**WHAT TO WORK ON:** Every entry must be echoed exactly.

== INFORMATION SUPPLIED ==

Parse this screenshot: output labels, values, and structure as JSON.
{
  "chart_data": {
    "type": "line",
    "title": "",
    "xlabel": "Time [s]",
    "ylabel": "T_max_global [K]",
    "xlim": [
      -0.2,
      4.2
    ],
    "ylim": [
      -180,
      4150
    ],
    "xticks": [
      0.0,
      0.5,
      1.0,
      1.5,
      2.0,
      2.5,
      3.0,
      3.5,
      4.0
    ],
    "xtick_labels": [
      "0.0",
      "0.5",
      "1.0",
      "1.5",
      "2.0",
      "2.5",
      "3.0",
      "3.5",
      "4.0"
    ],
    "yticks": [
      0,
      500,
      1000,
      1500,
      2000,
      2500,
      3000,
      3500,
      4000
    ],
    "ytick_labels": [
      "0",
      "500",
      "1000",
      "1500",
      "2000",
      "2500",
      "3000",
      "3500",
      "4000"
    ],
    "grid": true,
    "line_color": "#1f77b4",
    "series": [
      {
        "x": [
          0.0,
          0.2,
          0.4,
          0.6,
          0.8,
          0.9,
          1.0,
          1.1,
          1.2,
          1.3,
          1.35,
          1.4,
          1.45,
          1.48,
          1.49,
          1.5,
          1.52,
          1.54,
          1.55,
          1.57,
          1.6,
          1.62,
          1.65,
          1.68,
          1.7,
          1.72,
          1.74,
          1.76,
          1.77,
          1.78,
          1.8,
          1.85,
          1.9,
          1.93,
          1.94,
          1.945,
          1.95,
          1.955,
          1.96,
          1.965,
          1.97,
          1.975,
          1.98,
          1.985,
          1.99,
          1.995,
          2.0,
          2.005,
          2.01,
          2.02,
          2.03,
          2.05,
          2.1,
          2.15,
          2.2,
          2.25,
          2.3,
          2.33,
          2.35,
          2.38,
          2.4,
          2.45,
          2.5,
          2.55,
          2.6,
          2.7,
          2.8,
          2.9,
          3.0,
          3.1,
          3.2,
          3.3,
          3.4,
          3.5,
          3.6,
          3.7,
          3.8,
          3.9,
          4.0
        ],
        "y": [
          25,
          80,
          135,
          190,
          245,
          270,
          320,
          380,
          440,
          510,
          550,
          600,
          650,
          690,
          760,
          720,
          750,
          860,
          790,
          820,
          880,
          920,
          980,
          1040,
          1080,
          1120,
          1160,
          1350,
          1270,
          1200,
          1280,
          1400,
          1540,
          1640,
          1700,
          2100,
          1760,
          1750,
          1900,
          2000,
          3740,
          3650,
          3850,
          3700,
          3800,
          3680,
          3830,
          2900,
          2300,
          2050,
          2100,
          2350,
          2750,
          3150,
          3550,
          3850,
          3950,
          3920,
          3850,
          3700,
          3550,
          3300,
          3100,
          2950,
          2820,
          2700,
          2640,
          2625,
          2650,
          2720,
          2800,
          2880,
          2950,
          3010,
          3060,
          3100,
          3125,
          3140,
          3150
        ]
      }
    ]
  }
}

===

**EXERCISE RESULT:**
Parse this screenshot: output labels, values, and structure as JSON.
{
  "chart_data": {
    "type": "line",
    "title": "",
    "xlabel": "Time [s]",
    "ylabel": "T_max_global [K]",
    "xlim": [
      -0.2,
      4.2
    ],
    "ylim": [
      -180,
      4150
    ],
    "xticks": [
      0.0,
      0.5,
      1.0,
      1.5,
      2.0,
      2.5,
      3.0,
      3.5,
      4.0
    ],
    "xtick_labels": [
      "0.0",
      "0.5",
      "1.0",
      "1.5",
      "2.0",
      "2.5",
      "3.0",
      "3.5",
      "4.0"
    ],
    "yticks": [
      0,
      500,
      1000,
      1500,
      2000,
      2500,
      3000,
      3500,
      4000
    ],
    "ytick_labels": [
      "0",
      "500",
      "1000",
      "1500",
      "2000",
      "2500",
      "3000",
      "3500",
      "4000"
    ],
    "grid": true,
    "line_color": "#1f77b4",
    "series": [
      {
        "x": [
          0.0,
          0.2,
          0.4,
          0.6,
          0.8,
          0.9,
          1.0,
          1.1,
          1.2,
          1.3,
          1.35,
          1.4,
          1.45,
          1.48,
          1.49,
          1.5,
          1.52,
          1.54,
          1.55,
          1.57,
          1.6,
          1.62,
          1.65,
          1.68,
          1.7,
          1.72,
          1.74,
          1.76,
          1.77,
          1.78,
          1.8,
          1.85,
          1.9,
          1.93,
          1.94,
          1.945,
          1.95,
          1.955,
          1.96,
          1.965,
          1.97,
          1.975,
          1.98,
          1.985,
          1.99,
          1.995,
          2.0,
          2.005,
          2.01,
          2.02,
          2.03,
          2.05,
          2.1,
          2.15,
          2.2,
          2.25,
          2.3,
          2.33,
          2.35,
          2.38,
          2.4,
          2.45,
          2.5,
          2.55,
          2.6,
          2.7,
          2.8,
          2.9,
          3.0,
          3.1,
          3.2,
          3.3,
          3.4,
          3.5,
          3.6,
          3.7,
          3.8,
          3.9,
          4.0
        ],
        "y": [
          25,
          80,
          135,
          190,
          245,
          270,
          320,
          380,
          440,
          510,
          550,
          600,
          650,
          690,
          760,
          720,
          750,
          860,
          790,
          820,
          880,
          920,
          980,
          1040,
          1080,
          1120,
          1160,
          1350,
          1270,
          1200,
          1280,
          1400,
          1540,
          1640,
          1700,
          2100,
          1760,
          1750,
          1900,
          2000,
          3740,
          3650,
          3850,
          3700,
          3800,
          3680,
          3830,
          2900,
          2300,
          2050,
          2100,
          2350,
          2750,
          3150,
          3550,
          3850,
          3950,
          3920,
          3850,
          3700,
          3550,
          3300,
          3100,
          2950,
          2820,
          2700,
          2640,
          2625,
          2650,
          2720,
          2800,
          2880,
          2950,
          3010,
          3060,
          3100,
          3125,
          3140,
          3150
        ]
      }
    ]
  }
}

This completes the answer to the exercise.